Go through the material below and copy each line where the word "document" appears.

Record excerpts:
::::::
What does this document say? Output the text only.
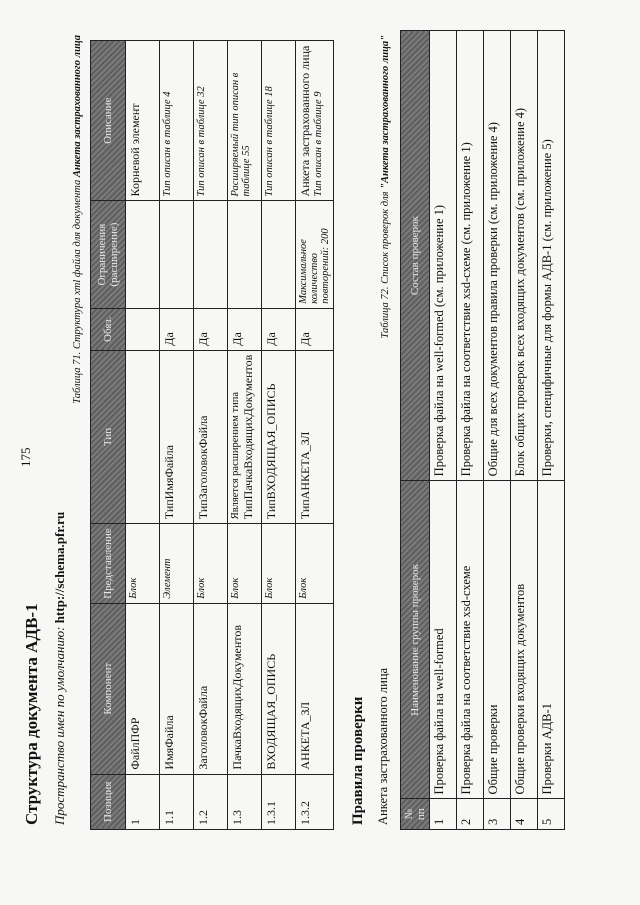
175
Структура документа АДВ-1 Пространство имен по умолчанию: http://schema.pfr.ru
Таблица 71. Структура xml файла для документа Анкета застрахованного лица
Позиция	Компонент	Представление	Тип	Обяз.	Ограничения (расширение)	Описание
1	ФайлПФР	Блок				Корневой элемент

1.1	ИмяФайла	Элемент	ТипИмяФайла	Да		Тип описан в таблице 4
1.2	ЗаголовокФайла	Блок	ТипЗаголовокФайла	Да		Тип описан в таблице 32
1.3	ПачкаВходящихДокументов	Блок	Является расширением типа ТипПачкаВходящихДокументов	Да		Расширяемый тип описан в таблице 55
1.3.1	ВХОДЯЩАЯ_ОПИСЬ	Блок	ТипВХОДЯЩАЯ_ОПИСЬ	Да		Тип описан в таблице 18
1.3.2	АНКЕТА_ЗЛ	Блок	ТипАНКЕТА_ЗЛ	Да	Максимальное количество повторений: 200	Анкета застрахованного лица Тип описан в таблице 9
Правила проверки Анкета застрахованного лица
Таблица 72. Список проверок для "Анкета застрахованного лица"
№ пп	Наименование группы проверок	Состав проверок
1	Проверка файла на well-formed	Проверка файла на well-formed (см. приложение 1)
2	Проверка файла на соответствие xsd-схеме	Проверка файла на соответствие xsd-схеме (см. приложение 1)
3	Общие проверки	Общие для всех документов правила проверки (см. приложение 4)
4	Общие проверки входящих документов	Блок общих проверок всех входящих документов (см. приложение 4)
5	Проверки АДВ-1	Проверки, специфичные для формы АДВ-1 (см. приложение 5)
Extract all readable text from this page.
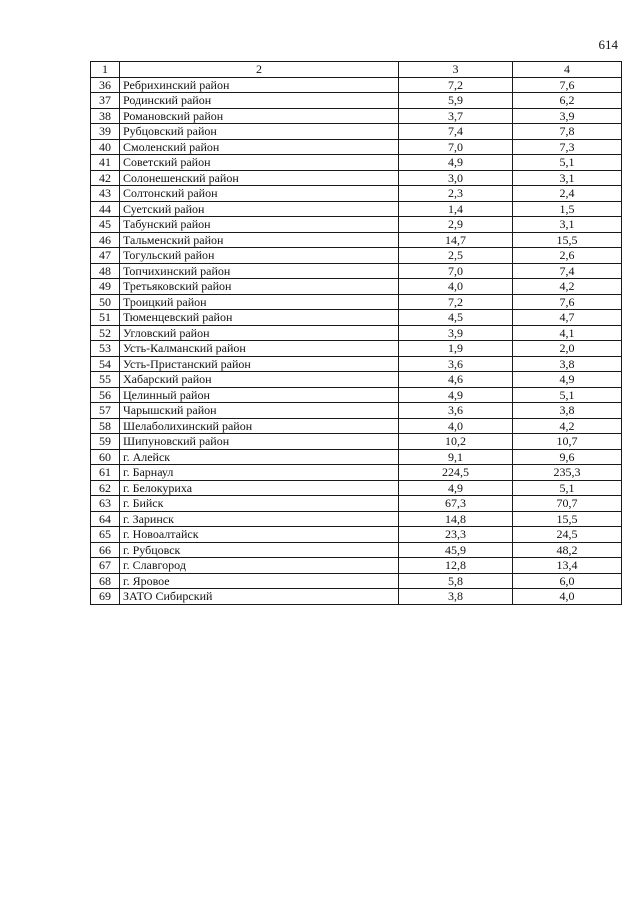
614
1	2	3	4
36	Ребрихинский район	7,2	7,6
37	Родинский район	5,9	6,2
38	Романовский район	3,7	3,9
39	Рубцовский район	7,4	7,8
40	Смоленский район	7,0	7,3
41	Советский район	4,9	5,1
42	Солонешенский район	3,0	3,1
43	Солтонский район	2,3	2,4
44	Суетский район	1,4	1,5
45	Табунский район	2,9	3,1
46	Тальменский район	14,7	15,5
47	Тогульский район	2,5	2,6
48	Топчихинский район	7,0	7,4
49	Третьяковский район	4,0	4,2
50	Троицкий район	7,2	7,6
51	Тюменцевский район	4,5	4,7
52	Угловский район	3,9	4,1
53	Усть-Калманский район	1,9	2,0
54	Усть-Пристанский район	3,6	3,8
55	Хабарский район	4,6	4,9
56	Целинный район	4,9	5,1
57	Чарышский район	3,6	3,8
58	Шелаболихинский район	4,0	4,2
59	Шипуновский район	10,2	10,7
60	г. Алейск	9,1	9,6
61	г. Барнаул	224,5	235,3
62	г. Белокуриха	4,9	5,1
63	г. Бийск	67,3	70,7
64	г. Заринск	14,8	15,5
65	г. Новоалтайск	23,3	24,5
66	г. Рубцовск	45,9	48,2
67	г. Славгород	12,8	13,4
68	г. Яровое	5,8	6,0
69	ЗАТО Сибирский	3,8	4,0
::::::
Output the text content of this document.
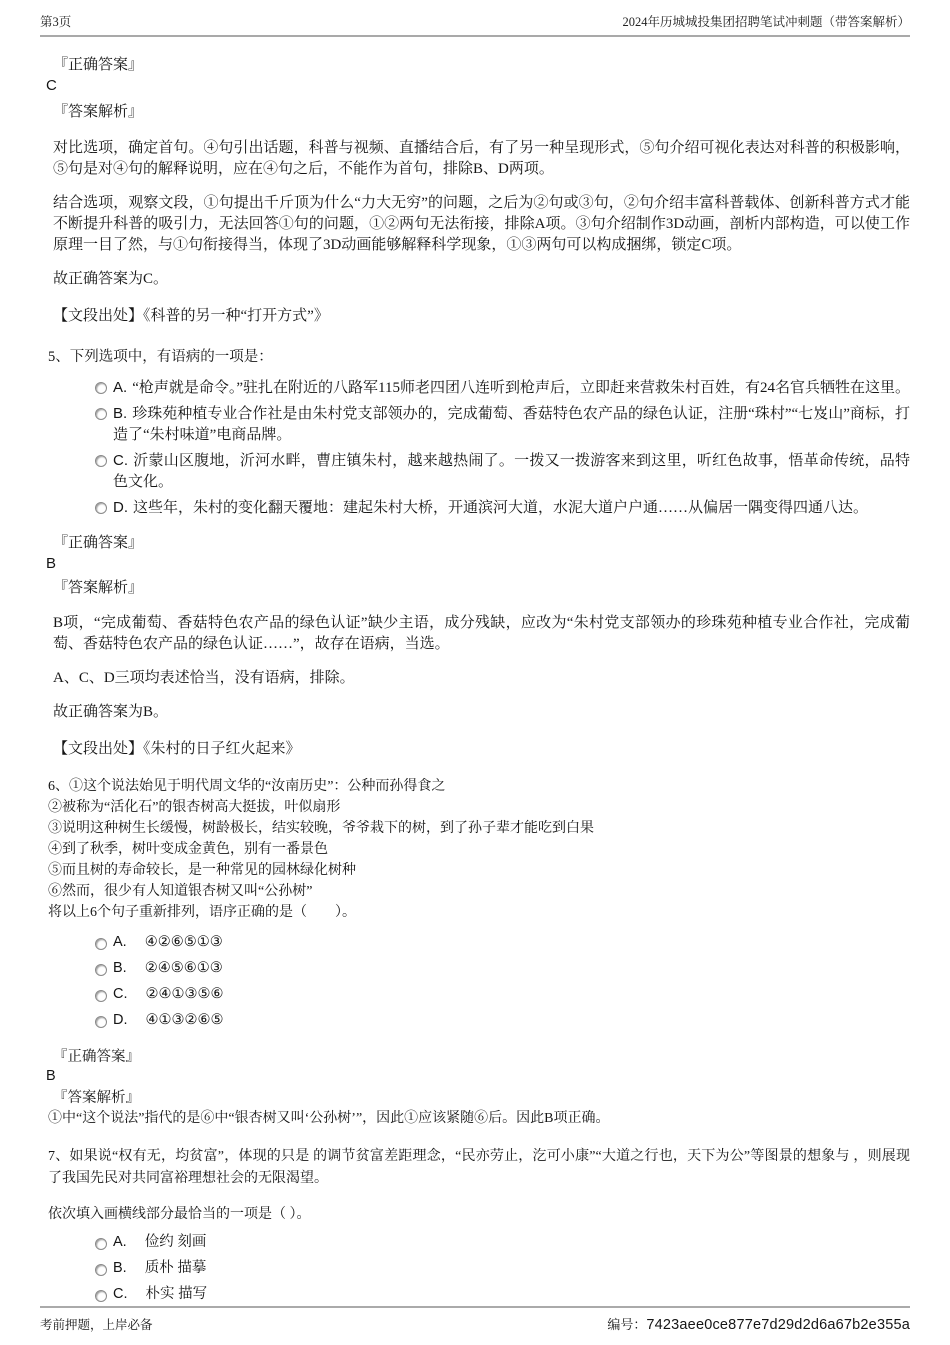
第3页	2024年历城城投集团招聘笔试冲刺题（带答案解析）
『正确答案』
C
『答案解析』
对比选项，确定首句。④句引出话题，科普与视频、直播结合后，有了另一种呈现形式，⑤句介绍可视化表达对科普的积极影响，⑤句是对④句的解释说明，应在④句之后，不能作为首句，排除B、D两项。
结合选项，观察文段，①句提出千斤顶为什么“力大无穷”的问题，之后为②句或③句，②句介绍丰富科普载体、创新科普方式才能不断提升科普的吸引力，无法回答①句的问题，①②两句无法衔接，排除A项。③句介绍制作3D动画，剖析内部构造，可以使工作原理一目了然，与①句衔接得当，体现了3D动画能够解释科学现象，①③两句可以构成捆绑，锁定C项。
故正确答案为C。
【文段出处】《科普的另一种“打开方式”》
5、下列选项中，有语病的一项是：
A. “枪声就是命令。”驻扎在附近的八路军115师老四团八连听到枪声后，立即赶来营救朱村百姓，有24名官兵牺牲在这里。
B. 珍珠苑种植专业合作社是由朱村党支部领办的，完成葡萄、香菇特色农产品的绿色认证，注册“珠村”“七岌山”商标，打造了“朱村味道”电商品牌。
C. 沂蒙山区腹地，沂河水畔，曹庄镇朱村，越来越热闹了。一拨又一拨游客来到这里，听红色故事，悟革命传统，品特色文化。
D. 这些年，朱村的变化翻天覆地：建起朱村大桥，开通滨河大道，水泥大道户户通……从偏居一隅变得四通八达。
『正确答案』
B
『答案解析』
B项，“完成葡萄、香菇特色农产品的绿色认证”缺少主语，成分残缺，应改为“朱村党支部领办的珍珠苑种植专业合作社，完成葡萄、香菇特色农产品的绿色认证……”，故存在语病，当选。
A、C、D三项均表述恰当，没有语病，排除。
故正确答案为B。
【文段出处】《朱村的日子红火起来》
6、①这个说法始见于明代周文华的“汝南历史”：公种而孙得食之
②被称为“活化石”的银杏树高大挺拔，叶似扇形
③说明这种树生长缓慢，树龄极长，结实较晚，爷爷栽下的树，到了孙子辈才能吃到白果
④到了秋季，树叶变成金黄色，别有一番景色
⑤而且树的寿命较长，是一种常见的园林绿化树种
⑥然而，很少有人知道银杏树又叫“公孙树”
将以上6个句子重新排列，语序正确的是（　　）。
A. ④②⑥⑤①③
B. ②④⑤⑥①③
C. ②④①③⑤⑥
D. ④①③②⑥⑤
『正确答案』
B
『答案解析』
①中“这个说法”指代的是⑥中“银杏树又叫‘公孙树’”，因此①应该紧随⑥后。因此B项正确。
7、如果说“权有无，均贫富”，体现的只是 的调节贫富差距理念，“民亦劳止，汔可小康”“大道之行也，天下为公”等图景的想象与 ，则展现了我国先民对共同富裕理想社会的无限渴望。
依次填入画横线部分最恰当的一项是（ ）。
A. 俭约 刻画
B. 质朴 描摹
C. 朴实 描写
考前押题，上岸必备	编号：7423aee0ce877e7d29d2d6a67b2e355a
::::::
In response:
What does this document say? Output the text only.
Output the text content of this document.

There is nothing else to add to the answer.